● Task requirements
Reproduce each of the lines below verbatim, in their original order, with no changes.
━━━━
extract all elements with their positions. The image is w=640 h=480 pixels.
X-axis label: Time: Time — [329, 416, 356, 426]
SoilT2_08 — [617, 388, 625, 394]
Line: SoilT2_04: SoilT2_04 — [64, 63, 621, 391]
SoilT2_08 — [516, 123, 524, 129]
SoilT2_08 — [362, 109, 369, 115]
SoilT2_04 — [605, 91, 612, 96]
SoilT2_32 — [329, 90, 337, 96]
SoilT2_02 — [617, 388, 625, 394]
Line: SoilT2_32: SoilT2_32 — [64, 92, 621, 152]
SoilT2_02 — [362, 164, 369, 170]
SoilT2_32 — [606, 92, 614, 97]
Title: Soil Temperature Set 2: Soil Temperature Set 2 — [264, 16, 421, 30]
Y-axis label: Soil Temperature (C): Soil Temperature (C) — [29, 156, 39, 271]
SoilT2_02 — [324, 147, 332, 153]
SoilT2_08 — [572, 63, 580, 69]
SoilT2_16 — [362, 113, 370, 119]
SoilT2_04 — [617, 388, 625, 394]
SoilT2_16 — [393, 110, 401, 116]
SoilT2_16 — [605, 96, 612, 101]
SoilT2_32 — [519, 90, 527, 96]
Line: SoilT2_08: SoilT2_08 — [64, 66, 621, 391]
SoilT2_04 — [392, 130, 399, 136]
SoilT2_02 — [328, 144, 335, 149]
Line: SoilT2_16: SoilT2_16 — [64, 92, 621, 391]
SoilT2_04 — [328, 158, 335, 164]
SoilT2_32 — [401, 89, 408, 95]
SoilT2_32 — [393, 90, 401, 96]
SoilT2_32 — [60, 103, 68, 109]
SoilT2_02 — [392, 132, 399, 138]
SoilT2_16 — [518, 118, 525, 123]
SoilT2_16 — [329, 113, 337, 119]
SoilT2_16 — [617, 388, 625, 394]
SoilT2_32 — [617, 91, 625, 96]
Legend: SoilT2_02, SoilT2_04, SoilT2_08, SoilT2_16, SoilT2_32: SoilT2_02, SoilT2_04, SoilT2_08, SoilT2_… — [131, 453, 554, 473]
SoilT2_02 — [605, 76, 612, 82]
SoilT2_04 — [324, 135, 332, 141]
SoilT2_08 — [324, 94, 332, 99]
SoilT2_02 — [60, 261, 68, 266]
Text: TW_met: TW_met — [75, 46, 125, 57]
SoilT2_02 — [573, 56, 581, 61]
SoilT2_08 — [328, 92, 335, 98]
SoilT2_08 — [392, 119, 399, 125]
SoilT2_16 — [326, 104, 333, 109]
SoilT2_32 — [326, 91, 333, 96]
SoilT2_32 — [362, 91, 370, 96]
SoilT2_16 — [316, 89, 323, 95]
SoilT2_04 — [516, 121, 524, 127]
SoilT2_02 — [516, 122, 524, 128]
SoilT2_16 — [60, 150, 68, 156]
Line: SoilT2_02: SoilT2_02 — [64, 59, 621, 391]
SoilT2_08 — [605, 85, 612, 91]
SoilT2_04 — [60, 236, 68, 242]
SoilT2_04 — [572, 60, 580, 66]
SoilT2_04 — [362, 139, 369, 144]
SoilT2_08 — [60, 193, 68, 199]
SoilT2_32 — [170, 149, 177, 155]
━━━━
● Exercise result
extract all elements with their positions. The image is w=640 h=480 pixels.
X-axis label: Time: Time — [329, 416, 356, 426]
SoilT2_08 — [617, 388, 625, 394]
Line: SoilT2_04: SoilT2_04 — [64, 63, 621, 391]
SoilT2_08 — [516, 123, 524, 129]
SoilT2_08 — [362, 109, 369, 115]
SoilT2_04 — [605, 91, 612, 96]
SoilT2_32 — [329, 90, 337, 96]
SoilT2_02 — [617, 388, 625, 394]
Line: SoilT2_32: SoilT2_32 — [64, 92, 621, 152]
SoilT2_02 — [362, 164, 369, 170]
SoilT2_32 — [606, 92, 614, 97]
Title: Soil Temperature Set 2: Soil Temperature Set 2 — [264, 16, 421, 30]
Y-axis label: Soil Temperature (C): Soil Temperature (C) — [29, 156, 39, 271]
SoilT2_02 — [324, 147, 332, 153]
SoilT2_08 — [572, 63, 580, 69]
SoilT2_16 — [362, 113, 370, 119]
SoilT2_04 — [617, 388, 625, 394]
SoilT2_16 — [393, 110, 401, 116]
SoilT2_16 — [605, 96, 612, 101]
SoilT2_32 — [519, 90, 527, 96]
Line: SoilT2_08: SoilT2_08 — [64, 66, 621, 391]
SoilT2_04 — [392, 130, 399, 136]
SoilT2_02 — [328, 144, 335, 149]
Line: SoilT2_16: SoilT2_16 — [64, 92, 621, 391]
SoilT2_04 — [328, 158, 335, 164]
SoilT2_32 — [401, 89, 408, 95]
SoilT2_32 — [393, 90, 401, 96]
SoilT2_32 — [60, 103, 68, 109]
SoilT2_02 — [392, 132, 399, 138]
SoilT2_16 — [518, 118, 525, 123]
SoilT2_16 — [329, 113, 337, 119]
SoilT2_16 — [617, 388, 625, 394]
SoilT2_32 — [617, 91, 625, 96]
Legend: SoilT2_02, SoilT2_04, SoilT2_08, SoilT2_16, SoilT2_32: SoilT2_02, SoilT2_04, SoilT2_08, SoilT2_… — [131, 453, 554, 473]
SoilT2_02 — [605, 76, 612, 82]
SoilT2_04 — [324, 135, 332, 141]
SoilT2_08 — [324, 94, 332, 99]
SoilT2_02 — [60, 261, 68, 266]
Text: TW_met: TW_met — [75, 46, 125, 57]
SoilT2_02 — [573, 56, 581, 61]
SoilT2_08 — [328, 92, 335, 98]
SoilT2_08 — [392, 119, 399, 125]
SoilT2_16 — [326, 104, 333, 109]
SoilT2_32 — [326, 91, 333, 96]
SoilT2_32 — [362, 91, 370, 96]
SoilT2_16 — [316, 89, 323, 95]
SoilT2_04 — [516, 121, 524, 127]
SoilT2_02 — [516, 122, 524, 128]
SoilT2_16 — [60, 150, 68, 156]
Line: SoilT2_02: SoilT2_02 — [64, 59, 621, 391]
SoilT2_08 — [605, 85, 612, 91]
SoilT2_04 — [60, 236, 68, 242]
SoilT2_04 — [572, 60, 580, 66]
SoilT2_04 — [362, 139, 369, 144]
SoilT2_08 — [60, 193, 68, 199]
SoilT2_32 — [170, 149, 177, 155]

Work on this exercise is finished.